Reproduce the listing below word for word, keeping every line in its original order.
★ ★ ★ ★
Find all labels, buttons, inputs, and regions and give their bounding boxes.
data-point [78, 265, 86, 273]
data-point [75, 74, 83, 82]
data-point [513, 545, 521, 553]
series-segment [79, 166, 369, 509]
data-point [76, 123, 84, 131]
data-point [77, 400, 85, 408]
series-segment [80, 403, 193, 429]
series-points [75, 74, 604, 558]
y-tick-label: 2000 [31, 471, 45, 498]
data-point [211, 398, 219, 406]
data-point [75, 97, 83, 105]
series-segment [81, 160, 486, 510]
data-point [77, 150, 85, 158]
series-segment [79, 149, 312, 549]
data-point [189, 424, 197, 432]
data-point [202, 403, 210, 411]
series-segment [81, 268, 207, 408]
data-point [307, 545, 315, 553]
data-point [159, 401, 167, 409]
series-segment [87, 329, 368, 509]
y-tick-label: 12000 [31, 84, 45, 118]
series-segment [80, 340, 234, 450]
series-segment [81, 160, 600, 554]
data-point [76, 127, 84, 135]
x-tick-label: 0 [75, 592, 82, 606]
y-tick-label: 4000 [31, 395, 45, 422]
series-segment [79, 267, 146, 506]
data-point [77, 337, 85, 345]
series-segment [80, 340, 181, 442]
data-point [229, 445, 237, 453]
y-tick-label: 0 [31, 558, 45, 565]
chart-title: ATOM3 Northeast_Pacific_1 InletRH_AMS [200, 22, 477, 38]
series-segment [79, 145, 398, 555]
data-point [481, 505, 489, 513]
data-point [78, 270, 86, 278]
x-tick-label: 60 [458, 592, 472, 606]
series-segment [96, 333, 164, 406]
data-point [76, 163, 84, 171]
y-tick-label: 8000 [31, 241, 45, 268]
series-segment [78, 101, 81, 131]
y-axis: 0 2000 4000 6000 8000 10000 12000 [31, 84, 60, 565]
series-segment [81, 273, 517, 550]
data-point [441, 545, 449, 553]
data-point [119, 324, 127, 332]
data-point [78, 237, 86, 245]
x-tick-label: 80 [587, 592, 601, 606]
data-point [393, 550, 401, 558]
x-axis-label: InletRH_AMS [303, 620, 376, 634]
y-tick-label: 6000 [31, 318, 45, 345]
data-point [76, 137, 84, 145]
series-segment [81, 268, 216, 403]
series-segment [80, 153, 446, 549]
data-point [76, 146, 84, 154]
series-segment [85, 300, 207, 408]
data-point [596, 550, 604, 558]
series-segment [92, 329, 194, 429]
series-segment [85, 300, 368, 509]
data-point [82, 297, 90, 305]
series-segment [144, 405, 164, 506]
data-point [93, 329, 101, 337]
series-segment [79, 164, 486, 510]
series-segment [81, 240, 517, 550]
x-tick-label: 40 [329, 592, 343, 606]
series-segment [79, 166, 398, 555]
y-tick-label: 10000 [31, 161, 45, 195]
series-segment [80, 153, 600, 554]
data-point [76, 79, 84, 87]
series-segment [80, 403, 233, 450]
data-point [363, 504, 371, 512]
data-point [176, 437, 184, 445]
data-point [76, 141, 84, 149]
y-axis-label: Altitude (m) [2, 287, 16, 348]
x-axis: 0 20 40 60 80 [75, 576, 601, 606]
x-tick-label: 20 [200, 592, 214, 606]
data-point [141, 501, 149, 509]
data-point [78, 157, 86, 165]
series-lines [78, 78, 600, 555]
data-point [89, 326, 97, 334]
★ ★ ★ ★
_SOLUTION FOR THIS PROBLEM:_
Find all labels, buttons, inputs, and regions and give their bounding boxes.
data-point [78, 265, 86, 273]
data-point [75, 74, 83, 82]
data-point [513, 545, 521, 553]
series-segment [79, 166, 369, 509]
data-point [76, 123, 84, 131]
data-point [77, 400, 85, 408]
series-segment [80, 403, 193, 429]
series-points [75, 74, 604, 558]
y-tick-label: 2000 [31, 471, 45, 498]
data-point [211, 398, 219, 406]
data-point [75, 97, 83, 105]
series-segment [81, 160, 486, 510]
data-point [77, 150, 85, 158]
series-segment [79, 149, 312, 549]
data-point [189, 424, 197, 432]
data-point [202, 403, 210, 411]
series-segment [81, 268, 207, 408]
data-point [307, 545, 315, 553]
data-point [159, 401, 167, 409]
series-segment [87, 329, 368, 509]
y-tick-label: 12000 [31, 84, 45, 118]
series-segment [80, 340, 234, 450]
series-segment [81, 160, 600, 554]
data-point [76, 127, 84, 135]
x-tick-label: 0 [75, 592, 82, 606]
y-tick-label: 4000 [31, 395, 45, 422]
series-segment [79, 267, 146, 506]
data-point [77, 337, 85, 345]
series-segment [80, 340, 181, 442]
data-point [229, 445, 237, 453]
y-tick-label: 0 [31, 558, 45, 565]
chart-title: ATOM3 Northeast_Pacific_1 InletRH_AMS [200, 22, 477, 38]
series-segment [79, 145, 398, 555]
data-point [481, 505, 489, 513]
data-point [78, 270, 86, 278]
x-tick-label: 60 [458, 592, 472, 606]
series-segment [96, 333, 164, 406]
data-point [76, 163, 84, 171]
y-tick-label: 8000 [31, 241, 45, 268]
series-segment [78, 101, 81, 131]
y-axis: 0 2000 4000 6000 8000 10000 12000 [31, 84, 60, 565]
series-segment [81, 273, 517, 550]
data-point [441, 545, 449, 553]
data-point [119, 324, 127, 332]
data-point [78, 237, 86, 245]
x-tick-label: 80 [587, 592, 601, 606]
data-point [393, 550, 401, 558]
x-axis-label: InletRH_AMS [303, 620, 376, 634]
y-tick-label: 6000 [31, 318, 45, 345]
data-point [76, 137, 84, 145]
series-segment [81, 268, 216, 403]
series-segment [80, 153, 446, 549]
data-point [76, 146, 84, 154]
series-segment [85, 300, 207, 408]
data-point [596, 550, 604, 558]
series-segment [92, 329, 194, 429]
series-segment [85, 300, 368, 509]
data-point [82, 297, 90, 305]
series-segment [144, 405, 164, 506]
data-point [93, 329, 101, 337]
series-segment [79, 164, 486, 510]
series-segment [81, 240, 517, 550]
x-tick-label: 40 [329, 592, 343, 606]
series-segment [79, 166, 398, 555]
y-tick-label: 10000 [31, 161, 45, 195]
series-segment [80, 153, 600, 554]
data-point [76, 79, 84, 87]
series-segment [80, 403, 233, 450]
data-point [363, 504, 371, 512]
data-point [176, 437, 184, 445]
data-point [76, 141, 84, 149]
y-axis-label: Altitude (m) [2, 287, 16, 348]
x-axis: 0 20 40 60 80 [75, 576, 601, 606]
x-tick-label: 20 [200, 592, 214, 606]
data-point [141, 501, 149, 509]
data-point [78, 157, 86, 165]
series-lines [78, 78, 600, 555]
data-point [89, 326, 97, 334]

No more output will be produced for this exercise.